[Items from a dataset]
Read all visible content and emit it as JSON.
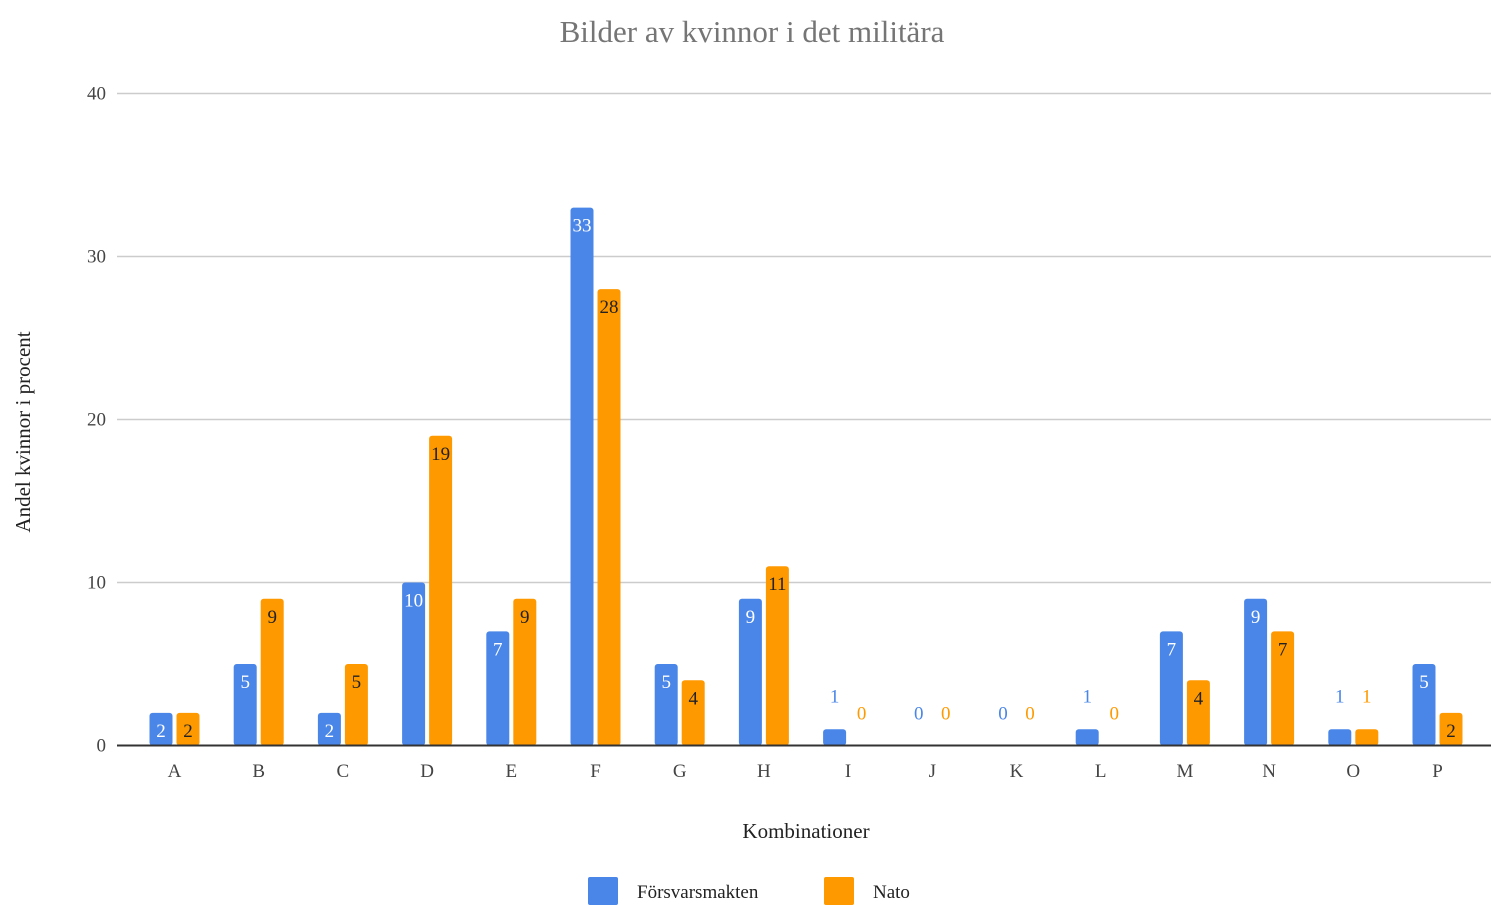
{
  "chart_data": {
    "type": "bar",
    "title": "Bilder av kvinnor i det militära",
    "xlabel": "Kombinationer",
    "ylabel": "Andel kvinnor i procent",
    "categories": [
      "A",
      "B",
      "C",
      "D",
      "E",
      "F",
      "G",
      "H",
      "I",
      "J",
      "K",
      "L",
      "M",
      "N",
      "O",
      "P"
    ],
    "series": [
      {
        "name": "Försvarsmakten",
        "color": "#4a86e8",
        "values": [
          2,
          5,
          2,
          10,
          7,
          33,
          5,
          9,
          1,
          0,
          0,
          1,
          7,
          9,
          1,
          5
        ]
      },
      {
        "name": "Nato",
        "color": "#ff9900",
        "values": [
          2,
          9,
          5,
          19,
          9,
          28,
          4,
          11,
          0,
          0,
          0,
          0,
          4,
          7,
          1,
          2
        ]
      }
    ],
    "ylim": [
      0,
      40
    ],
    "yticks": [
      0,
      10,
      20,
      30,
      40
    ],
    "grid": true,
    "legend_position": "bottom"
  }
}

[STATED GOAL] Your copy should hold every record word for word and none of the pictures.

[FINISHED TASK]
Read all visible content and emit it as JSON.
{
  "chart_data": {
    "type": "bar",
    "title": "Bilder av kvinnor i det militära",
    "xlabel": "Kombinationer",
    "ylabel": "Andel kvinnor i procent",
    "categories": [
      "A",
      "B",
      "C",
      "D",
      "E",
      "F",
      "G",
      "H",
      "I",
      "J",
      "K",
      "L",
      "M",
      "N",
      "O",
      "P"
    ],
    "series": [
      {
        "name": "Försvarsmakten",
        "color": "#4a86e8",
        "values": [
          2,
          5,
          2,
          10,
          7,
          33,
          5,
          9,
          1,
          0,
          0,
          1,
          7,
          9,
          1,
          5
        ]
      },
      {
        "name": "Nato",
        "color": "#ff9900",
        "values": [
          2,
          9,
          5,
          19,
          9,
          28,
          4,
          11,
          0,
          0,
          0,
          0,
          4,
          7,
          1,
          2
        ]
      }
    ],
    "ylim": [
      0,
      40
    ],
    "yticks": [
      0,
      10,
      20,
      30,
      40
    ],
    "grid": true,
    "legend_position": "bottom"
  }
}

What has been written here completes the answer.